**Request**. Look over the lines below. Report each one that includes the string "type".

**Chart and figure data**.
----------

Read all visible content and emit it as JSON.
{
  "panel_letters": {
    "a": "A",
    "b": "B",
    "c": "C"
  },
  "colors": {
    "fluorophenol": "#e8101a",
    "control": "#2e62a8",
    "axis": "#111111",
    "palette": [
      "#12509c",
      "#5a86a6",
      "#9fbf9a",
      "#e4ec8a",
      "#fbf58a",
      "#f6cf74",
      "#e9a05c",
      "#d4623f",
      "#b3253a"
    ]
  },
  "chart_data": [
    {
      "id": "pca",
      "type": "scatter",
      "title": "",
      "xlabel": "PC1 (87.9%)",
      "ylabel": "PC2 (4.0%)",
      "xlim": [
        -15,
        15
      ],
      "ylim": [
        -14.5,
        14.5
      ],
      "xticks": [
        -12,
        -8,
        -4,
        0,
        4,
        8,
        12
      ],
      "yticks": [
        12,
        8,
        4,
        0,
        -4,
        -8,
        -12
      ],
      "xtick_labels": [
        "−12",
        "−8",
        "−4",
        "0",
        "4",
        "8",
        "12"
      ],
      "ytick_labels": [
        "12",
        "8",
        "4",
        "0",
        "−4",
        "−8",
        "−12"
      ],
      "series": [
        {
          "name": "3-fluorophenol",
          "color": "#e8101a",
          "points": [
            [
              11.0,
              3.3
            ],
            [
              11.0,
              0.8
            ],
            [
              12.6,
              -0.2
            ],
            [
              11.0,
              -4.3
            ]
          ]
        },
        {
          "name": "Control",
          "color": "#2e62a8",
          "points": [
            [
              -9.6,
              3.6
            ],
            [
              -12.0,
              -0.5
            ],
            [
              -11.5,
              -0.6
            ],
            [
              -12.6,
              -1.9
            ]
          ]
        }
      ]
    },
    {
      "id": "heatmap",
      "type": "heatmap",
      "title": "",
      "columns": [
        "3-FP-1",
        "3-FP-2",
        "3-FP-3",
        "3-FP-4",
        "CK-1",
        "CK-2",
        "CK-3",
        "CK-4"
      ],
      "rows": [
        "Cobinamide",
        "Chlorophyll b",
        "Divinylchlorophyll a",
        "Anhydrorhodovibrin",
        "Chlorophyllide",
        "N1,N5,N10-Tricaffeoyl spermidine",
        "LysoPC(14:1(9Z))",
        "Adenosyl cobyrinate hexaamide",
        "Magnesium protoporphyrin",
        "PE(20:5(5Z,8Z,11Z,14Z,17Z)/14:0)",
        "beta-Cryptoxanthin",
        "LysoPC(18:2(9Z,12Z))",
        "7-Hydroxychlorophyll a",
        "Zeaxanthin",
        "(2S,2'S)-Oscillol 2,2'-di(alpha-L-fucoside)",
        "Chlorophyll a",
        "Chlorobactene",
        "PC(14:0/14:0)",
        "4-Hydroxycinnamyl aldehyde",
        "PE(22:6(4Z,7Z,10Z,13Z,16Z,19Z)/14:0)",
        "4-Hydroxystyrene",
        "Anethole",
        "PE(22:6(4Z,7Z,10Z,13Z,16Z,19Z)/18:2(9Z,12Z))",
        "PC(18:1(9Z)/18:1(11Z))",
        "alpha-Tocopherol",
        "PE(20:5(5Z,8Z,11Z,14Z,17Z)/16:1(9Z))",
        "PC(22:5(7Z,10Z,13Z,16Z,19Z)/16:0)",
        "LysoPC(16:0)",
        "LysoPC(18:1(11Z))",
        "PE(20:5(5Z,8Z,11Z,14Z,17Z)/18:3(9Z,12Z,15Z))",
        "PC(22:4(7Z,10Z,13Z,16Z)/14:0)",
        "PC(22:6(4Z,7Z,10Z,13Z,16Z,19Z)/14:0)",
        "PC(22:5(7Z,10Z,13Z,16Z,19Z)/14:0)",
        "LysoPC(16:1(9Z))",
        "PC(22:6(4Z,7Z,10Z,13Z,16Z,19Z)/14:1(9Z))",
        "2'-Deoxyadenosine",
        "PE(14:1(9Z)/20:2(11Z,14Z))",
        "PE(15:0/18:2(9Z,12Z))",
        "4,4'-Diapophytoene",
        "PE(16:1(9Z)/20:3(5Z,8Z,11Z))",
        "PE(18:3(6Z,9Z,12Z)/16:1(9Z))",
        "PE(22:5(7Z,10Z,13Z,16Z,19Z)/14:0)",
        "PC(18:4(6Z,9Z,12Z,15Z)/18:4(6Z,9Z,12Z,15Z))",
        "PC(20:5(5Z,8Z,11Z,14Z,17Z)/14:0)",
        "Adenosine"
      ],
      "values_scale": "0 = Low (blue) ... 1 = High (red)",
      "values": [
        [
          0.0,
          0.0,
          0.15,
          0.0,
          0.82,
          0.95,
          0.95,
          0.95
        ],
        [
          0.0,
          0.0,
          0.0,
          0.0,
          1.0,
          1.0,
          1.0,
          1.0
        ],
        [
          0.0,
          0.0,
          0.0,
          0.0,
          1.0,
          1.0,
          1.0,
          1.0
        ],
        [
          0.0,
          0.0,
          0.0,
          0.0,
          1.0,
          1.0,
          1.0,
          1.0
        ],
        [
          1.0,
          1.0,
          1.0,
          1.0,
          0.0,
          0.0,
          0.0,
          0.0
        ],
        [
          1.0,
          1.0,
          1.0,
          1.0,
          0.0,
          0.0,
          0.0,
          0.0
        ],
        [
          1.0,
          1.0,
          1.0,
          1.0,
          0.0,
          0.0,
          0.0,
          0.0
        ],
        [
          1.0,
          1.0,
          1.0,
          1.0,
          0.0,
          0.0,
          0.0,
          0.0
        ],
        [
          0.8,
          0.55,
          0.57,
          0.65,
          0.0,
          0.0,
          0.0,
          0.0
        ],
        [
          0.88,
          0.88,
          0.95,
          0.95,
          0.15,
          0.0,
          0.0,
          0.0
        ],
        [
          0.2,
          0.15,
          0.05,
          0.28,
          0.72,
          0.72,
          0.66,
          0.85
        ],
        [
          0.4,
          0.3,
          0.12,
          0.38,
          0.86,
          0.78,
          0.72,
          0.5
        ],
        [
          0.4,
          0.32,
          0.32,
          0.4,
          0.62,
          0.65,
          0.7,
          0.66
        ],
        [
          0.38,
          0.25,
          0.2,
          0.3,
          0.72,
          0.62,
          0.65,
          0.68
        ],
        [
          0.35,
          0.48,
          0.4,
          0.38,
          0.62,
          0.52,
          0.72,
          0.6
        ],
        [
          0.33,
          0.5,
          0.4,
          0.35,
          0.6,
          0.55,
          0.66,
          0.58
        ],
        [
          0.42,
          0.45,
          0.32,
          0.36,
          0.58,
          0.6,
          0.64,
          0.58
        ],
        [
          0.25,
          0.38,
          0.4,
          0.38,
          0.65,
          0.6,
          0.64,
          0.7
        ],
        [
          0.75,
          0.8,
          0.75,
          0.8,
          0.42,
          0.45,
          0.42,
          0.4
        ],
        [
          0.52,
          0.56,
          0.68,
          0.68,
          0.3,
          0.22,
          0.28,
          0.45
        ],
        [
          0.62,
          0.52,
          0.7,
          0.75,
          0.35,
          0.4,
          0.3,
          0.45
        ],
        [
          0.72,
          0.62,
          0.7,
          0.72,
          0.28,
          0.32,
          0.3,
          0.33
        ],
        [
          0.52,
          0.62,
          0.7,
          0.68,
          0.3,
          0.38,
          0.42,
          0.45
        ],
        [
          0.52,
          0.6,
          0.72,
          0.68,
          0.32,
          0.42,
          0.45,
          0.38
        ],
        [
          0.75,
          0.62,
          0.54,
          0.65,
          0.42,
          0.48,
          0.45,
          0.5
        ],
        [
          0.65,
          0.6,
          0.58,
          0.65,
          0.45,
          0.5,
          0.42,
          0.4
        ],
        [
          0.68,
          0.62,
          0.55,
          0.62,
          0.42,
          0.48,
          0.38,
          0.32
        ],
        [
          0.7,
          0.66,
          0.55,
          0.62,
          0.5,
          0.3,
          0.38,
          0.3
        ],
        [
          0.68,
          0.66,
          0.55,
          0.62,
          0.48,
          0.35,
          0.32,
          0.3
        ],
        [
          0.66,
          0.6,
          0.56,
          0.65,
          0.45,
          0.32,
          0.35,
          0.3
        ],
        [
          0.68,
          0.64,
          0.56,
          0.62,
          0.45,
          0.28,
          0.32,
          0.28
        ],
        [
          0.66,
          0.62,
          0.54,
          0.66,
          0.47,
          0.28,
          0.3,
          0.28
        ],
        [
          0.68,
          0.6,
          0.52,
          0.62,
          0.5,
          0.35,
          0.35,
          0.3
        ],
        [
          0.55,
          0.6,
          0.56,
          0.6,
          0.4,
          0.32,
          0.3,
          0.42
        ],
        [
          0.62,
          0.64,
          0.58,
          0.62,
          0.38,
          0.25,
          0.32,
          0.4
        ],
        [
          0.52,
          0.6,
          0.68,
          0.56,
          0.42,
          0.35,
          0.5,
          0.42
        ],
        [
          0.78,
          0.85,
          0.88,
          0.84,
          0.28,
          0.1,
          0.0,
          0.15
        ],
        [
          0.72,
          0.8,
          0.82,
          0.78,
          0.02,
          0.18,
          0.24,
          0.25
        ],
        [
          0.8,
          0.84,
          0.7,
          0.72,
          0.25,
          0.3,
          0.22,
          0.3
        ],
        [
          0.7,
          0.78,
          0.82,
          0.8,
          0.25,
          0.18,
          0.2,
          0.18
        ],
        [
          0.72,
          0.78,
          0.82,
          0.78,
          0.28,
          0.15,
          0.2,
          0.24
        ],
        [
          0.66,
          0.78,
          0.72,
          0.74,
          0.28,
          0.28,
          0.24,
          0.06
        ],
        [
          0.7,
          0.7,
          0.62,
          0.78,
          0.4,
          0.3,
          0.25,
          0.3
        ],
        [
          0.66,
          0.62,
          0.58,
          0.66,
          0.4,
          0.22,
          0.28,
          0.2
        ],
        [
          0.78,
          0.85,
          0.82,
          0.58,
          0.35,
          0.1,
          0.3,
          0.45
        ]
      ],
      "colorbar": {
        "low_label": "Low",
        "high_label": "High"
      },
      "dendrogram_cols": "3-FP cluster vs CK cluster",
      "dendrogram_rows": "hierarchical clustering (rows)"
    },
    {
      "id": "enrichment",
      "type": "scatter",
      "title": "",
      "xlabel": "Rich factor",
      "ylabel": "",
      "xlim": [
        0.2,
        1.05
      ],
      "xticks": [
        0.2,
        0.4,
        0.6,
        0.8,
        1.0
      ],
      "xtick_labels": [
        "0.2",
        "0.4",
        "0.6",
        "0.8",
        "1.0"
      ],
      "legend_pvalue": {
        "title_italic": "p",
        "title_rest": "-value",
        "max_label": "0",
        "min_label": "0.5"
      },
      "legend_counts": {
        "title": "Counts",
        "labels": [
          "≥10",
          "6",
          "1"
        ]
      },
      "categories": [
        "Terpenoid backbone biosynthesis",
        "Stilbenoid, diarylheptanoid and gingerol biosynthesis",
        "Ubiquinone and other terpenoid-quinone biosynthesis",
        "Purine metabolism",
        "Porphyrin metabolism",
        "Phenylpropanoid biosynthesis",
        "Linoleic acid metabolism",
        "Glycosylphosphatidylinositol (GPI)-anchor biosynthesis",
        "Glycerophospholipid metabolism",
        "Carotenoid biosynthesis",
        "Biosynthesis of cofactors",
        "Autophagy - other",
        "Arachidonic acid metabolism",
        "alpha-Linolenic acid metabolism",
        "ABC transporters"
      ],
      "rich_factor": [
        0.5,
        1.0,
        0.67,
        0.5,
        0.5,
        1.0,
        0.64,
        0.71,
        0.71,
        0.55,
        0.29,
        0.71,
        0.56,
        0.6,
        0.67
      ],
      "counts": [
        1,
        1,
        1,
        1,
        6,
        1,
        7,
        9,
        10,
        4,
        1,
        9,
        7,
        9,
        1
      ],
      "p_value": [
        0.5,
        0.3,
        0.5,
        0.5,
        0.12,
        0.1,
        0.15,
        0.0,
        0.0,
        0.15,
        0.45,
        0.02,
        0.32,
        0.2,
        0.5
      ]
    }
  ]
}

----------

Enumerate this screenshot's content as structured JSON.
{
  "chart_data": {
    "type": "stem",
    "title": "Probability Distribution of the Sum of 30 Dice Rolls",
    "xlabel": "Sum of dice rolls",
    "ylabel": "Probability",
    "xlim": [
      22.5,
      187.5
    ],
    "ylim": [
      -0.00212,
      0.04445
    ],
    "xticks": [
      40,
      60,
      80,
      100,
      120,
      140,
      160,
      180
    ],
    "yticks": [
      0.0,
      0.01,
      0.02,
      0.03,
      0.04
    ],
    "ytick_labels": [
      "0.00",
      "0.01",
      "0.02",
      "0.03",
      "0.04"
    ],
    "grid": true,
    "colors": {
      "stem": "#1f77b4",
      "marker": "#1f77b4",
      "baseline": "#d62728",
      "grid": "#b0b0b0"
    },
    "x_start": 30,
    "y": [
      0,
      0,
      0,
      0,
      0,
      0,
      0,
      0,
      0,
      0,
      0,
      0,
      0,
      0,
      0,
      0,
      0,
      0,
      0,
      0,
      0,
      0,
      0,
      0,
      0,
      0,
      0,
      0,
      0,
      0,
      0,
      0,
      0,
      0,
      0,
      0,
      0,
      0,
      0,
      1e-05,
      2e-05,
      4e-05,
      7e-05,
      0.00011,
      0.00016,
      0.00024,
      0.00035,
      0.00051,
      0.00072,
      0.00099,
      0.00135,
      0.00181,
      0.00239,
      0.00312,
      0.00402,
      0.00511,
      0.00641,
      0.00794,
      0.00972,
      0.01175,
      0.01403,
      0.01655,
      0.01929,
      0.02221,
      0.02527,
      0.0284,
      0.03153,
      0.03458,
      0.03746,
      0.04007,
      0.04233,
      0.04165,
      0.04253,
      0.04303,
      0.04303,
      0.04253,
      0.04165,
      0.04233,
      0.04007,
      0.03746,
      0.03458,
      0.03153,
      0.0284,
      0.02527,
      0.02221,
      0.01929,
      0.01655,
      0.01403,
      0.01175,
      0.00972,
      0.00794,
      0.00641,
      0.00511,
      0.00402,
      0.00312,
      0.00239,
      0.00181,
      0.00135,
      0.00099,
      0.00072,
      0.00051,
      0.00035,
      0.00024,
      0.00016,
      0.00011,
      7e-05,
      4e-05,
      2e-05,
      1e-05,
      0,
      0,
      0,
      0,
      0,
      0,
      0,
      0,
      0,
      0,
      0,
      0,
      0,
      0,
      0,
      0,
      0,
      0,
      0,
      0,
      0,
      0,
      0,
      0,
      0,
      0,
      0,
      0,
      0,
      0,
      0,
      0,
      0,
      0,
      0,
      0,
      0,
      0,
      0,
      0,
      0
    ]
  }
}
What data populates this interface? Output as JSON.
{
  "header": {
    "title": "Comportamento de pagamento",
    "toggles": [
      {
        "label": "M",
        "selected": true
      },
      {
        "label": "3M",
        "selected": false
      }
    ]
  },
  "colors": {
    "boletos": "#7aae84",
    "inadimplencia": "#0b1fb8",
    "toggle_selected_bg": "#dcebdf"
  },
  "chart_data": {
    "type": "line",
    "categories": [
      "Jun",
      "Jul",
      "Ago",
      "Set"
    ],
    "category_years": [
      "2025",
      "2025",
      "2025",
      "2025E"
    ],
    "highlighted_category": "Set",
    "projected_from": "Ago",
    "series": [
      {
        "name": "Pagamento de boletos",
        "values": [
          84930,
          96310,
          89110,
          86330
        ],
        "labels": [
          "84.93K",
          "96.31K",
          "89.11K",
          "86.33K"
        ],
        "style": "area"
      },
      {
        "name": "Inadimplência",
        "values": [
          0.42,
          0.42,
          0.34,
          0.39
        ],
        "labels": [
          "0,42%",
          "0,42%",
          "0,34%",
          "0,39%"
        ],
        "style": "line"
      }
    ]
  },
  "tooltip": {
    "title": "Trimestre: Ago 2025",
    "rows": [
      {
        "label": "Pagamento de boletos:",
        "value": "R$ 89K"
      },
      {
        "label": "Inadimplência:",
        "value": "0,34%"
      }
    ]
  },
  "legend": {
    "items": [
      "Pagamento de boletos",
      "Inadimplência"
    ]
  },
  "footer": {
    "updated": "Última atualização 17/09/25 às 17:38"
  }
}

----------

**Solution to this task**.
      "type": "scatter",
      "type": "heatmap",
      "type": "scatter",
    "type": "stem",
    "type": "line",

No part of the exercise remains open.